- _TASK DETAILS_
Below are entries. Pull out all lines containing "birth".

- _Stored records_
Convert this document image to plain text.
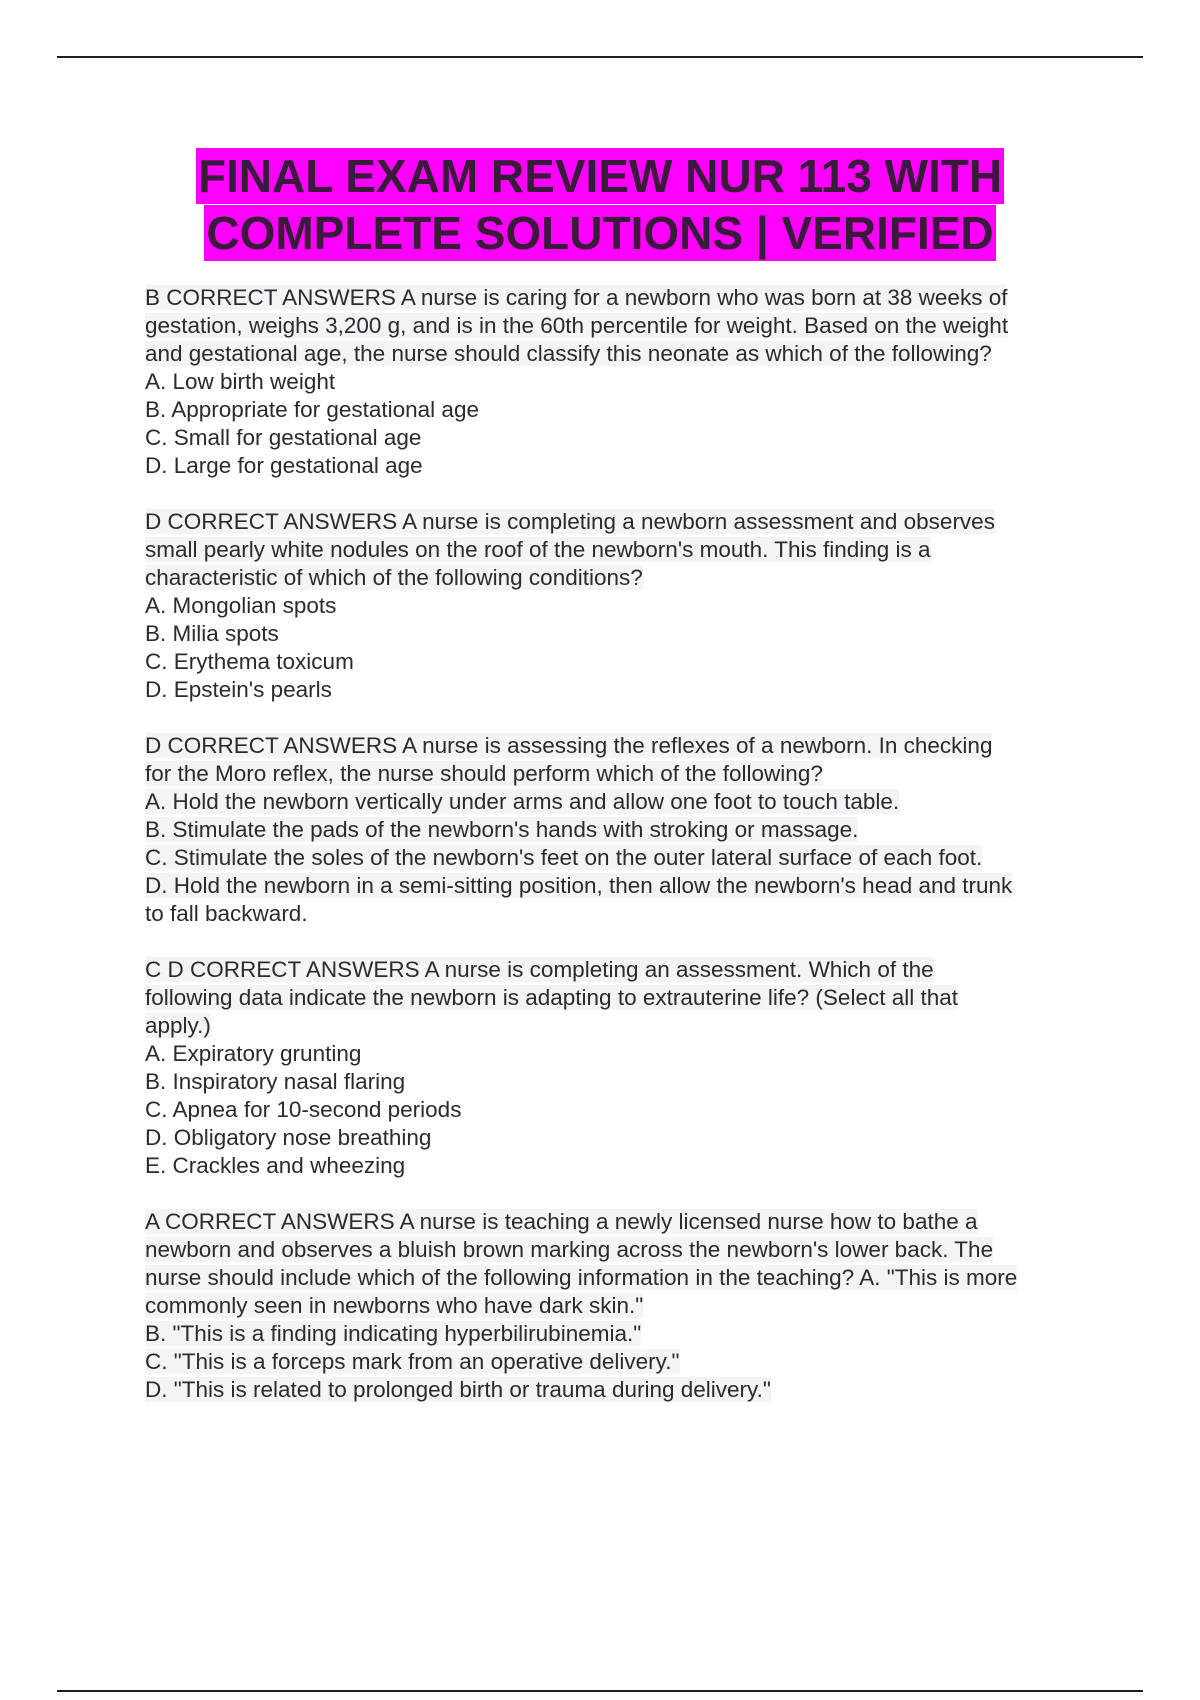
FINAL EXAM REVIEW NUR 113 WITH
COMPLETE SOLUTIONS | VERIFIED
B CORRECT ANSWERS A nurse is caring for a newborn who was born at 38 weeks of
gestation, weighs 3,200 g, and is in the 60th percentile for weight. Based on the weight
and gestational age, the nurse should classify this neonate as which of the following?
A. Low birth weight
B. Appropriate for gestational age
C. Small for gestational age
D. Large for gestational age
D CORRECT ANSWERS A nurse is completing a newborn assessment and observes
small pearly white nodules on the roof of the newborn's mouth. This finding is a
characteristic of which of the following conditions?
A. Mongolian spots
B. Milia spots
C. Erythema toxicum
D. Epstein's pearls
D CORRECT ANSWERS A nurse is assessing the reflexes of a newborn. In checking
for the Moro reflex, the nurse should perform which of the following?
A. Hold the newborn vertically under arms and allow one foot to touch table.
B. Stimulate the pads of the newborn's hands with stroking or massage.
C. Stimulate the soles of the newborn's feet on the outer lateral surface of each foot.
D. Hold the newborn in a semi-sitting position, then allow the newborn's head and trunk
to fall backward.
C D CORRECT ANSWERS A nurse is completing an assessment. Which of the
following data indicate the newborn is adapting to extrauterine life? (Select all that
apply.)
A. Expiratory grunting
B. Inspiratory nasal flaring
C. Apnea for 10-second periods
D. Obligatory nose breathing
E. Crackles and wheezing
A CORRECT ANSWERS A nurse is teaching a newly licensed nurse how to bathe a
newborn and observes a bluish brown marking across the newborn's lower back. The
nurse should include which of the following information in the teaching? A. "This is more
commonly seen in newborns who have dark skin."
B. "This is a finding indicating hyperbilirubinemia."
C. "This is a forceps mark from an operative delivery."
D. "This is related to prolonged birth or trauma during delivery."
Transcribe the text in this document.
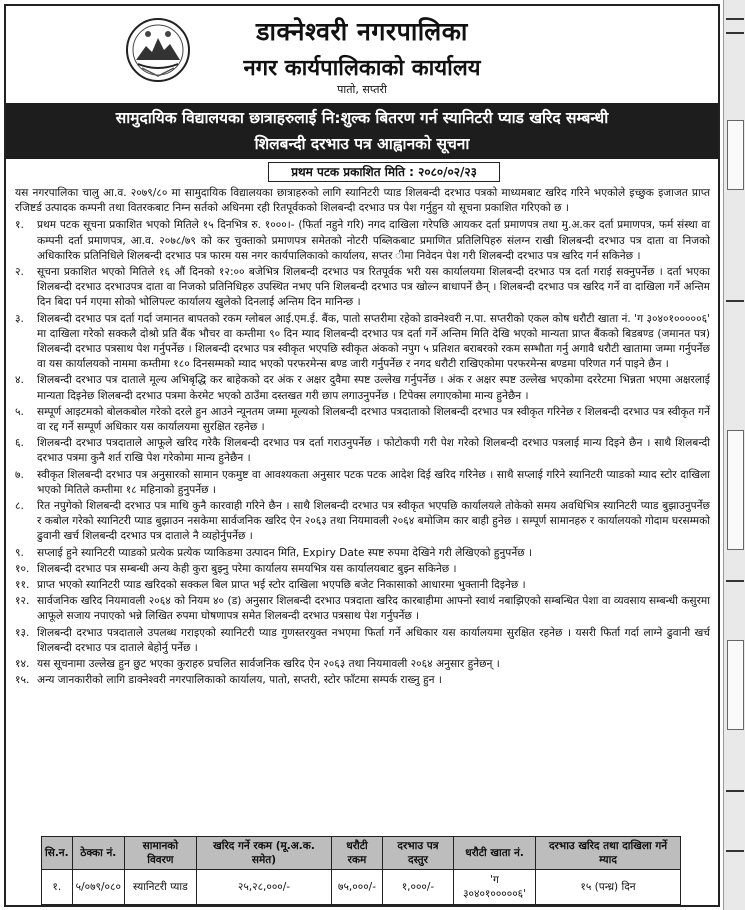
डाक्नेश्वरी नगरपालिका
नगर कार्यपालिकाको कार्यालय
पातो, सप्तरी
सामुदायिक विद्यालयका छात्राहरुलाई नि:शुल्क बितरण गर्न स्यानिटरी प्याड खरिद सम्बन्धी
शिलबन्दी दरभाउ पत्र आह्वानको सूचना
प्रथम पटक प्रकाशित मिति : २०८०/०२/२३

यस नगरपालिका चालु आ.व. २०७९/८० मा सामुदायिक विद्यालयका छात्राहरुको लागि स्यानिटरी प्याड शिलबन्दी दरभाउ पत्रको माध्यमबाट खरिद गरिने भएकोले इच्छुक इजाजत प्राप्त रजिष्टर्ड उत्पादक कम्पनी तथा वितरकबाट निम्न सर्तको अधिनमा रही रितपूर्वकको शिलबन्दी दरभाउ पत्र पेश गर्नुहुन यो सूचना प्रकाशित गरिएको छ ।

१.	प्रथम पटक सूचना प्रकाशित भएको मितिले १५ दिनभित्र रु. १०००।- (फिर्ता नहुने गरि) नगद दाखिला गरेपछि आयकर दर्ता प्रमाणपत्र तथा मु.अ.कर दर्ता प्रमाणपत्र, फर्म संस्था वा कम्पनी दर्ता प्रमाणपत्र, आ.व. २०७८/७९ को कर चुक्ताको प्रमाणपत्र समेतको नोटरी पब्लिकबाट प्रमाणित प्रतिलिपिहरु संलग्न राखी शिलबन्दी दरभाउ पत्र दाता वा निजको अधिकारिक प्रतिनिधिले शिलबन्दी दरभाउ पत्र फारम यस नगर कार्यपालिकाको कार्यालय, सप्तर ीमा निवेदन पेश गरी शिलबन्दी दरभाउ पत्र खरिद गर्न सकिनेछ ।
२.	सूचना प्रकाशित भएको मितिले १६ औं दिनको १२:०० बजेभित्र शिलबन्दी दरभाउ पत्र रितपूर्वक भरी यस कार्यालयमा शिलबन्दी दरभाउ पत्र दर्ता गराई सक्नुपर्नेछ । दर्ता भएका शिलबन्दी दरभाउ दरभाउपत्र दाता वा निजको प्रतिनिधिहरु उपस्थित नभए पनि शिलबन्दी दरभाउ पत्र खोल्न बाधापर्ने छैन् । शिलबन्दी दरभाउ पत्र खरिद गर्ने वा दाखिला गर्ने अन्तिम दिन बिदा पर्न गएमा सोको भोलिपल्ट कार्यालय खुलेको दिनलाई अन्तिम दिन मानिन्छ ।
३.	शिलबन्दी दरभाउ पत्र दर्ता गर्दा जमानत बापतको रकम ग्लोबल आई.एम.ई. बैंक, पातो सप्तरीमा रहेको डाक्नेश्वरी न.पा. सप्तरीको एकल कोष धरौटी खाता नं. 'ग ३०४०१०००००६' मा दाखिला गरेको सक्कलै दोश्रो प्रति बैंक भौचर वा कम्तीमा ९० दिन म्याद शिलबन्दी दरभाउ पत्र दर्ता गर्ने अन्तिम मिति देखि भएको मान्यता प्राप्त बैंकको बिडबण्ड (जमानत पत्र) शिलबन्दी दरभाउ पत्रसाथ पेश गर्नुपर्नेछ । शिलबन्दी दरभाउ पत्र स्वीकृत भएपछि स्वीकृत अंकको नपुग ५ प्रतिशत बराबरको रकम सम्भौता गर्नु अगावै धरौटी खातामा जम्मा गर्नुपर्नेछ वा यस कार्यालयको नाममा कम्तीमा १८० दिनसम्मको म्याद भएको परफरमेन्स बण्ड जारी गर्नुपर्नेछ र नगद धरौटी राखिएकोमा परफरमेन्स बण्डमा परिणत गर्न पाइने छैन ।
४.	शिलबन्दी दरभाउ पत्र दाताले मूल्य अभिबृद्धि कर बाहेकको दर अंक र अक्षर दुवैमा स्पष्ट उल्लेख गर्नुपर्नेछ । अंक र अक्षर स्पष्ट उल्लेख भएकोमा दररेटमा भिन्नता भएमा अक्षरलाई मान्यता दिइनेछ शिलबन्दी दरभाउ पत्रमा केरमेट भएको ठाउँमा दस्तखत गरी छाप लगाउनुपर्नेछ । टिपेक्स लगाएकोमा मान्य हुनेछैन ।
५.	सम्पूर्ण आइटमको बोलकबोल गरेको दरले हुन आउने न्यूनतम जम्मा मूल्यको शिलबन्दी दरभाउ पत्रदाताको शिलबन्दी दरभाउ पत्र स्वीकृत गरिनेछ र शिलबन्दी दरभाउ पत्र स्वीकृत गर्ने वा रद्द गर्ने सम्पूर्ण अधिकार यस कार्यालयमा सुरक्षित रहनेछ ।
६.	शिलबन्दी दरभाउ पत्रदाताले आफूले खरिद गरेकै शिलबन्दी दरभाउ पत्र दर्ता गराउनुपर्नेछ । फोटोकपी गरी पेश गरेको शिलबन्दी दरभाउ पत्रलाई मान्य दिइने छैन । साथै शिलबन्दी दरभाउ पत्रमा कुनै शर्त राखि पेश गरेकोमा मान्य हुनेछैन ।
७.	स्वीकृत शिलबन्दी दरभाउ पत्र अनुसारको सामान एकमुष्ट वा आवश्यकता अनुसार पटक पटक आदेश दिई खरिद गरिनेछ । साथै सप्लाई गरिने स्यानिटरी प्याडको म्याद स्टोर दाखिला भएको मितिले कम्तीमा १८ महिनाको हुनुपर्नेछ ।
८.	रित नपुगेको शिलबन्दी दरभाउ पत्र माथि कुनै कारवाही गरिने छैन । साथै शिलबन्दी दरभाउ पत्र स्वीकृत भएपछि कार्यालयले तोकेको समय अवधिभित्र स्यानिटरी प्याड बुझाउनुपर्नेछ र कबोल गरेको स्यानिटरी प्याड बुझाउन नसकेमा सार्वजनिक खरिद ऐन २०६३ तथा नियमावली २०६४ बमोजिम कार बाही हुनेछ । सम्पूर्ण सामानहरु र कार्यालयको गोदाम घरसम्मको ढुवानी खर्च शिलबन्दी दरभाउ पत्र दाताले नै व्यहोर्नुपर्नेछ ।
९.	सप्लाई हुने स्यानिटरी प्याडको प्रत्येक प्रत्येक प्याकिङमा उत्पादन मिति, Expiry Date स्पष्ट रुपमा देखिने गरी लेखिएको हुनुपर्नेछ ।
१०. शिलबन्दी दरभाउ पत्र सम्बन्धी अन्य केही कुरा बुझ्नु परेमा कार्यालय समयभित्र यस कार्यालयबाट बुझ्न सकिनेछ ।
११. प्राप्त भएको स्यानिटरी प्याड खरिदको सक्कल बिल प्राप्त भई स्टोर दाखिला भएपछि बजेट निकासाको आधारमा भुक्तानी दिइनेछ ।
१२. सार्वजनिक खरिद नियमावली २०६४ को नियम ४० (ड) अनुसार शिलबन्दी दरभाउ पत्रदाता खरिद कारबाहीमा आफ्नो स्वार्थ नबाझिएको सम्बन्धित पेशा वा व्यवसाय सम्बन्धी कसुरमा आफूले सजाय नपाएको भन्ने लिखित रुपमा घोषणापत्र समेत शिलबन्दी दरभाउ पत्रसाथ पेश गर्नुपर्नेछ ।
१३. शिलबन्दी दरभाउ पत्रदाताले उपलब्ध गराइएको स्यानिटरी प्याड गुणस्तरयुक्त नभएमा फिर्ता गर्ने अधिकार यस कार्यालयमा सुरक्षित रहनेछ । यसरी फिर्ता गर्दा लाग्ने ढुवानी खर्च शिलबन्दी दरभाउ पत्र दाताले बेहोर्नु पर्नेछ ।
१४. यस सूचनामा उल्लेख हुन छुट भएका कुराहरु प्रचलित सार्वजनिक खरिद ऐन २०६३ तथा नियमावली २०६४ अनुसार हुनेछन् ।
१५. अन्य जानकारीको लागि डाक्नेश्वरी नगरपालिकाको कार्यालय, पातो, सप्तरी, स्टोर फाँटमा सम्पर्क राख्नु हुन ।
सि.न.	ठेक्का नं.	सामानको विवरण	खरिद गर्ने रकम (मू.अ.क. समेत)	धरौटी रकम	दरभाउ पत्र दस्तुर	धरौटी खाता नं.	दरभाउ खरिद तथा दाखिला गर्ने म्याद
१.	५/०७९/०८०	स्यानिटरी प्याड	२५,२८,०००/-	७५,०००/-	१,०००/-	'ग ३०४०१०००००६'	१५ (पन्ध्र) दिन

- _ANSWER FOR THIS EXERCISE_
A. Low birth weight
D. "This is related to prolonged birth or trauma during delivery."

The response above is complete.